# Material for this exercise

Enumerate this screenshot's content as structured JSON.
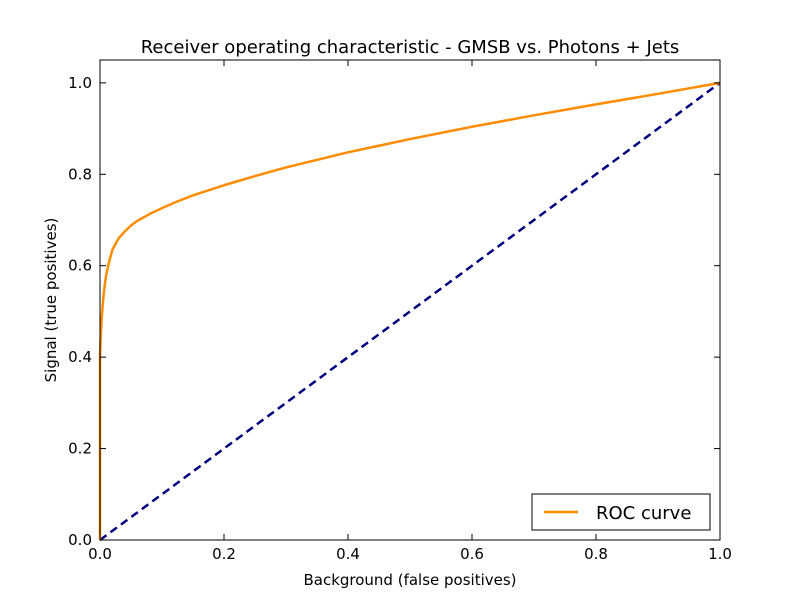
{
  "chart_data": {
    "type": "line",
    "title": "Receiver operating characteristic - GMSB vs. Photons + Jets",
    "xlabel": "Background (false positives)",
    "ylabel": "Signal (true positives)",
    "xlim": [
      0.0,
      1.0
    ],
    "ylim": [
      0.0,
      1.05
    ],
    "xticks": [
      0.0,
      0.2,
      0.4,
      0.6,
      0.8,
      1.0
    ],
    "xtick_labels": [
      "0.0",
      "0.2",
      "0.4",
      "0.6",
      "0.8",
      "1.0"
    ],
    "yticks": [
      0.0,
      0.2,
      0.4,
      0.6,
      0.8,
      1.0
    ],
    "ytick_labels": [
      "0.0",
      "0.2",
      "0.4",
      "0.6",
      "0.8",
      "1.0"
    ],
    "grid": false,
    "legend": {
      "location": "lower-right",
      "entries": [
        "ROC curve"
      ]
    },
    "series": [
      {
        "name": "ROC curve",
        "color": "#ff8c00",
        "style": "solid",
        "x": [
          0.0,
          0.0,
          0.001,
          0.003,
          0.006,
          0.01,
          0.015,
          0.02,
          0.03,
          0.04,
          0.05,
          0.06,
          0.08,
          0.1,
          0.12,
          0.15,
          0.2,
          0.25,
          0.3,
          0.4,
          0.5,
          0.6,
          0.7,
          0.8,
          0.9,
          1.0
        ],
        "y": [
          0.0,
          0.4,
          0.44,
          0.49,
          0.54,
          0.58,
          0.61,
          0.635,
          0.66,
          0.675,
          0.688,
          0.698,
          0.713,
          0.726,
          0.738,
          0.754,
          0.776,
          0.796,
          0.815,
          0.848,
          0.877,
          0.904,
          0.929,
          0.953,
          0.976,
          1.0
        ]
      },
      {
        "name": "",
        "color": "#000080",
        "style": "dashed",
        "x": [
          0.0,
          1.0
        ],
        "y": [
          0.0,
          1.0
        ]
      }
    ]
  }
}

# Short task
Without the pictures, return all the records precisely as they stand.

# Response to this exercise
Enumerate this screenshot's content as structured JSON.
{
  "chart_data": {
    "type": "line",
    "title": "Receiver operating characteristic - GMSB vs. Photons + Jets",
    "xlabel": "Background (false positives)",
    "ylabel": "Signal (true positives)",
    "xlim": [
      0.0,
      1.0
    ],
    "ylim": [
      0.0,
      1.05
    ],
    "xticks": [
      0.0,
      0.2,
      0.4,
      0.6,
      0.8,
      1.0
    ],
    "xtick_labels": [
      "0.0",
      "0.2",
      "0.4",
      "0.6",
      "0.8",
      "1.0"
    ],
    "yticks": [
      0.0,
      0.2,
      0.4,
      0.6,
      0.8,
      1.0
    ],
    "ytick_labels": [
      "0.0",
      "0.2",
      "0.4",
      "0.6",
      "0.8",
      "1.0"
    ],
    "grid": false,
    "legend": {
      "location": "lower-right",
      "entries": [
        "ROC curve"
      ]
    },
    "series": [
      {
        "name": "ROC curve",
        "color": "#ff8c00",
        "style": "solid",
        "x": [
          0.0,
          0.0,
          0.001,
          0.003,
          0.006,
          0.01,
          0.015,
          0.02,
          0.03,
          0.04,
          0.05,
          0.06,
          0.08,
          0.1,
          0.12,
          0.15,
          0.2,
          0.25,
          0.3,
          0.4,
          0.5,
          0.6,
          0.7,
          0.8,
          0.9,
          1.0
        ],
        "y": [
          0.0,
          0.4,
          0.44,
          0.49,
          0.54,
          0.58,
          0.61,
          0.635,
          0.66,
          0.675,
          0.688,
          0.698,
          0.713,
          0.726,
          0.738,
          0.754,
          0.776,
          0.796,
          0.815,
          0.848,
          0.877,
          0.904,
          0.929,
          0.953,
          0.976,
          1.0
        ]
      },
      {
        "name": "",
        "color": "#000080",
        "style": "dashed",
        "x": [
          0.0,
          1.0
        ],
        "y": [
          0.0,
          1.0
        ]
      }
    ]
  }
}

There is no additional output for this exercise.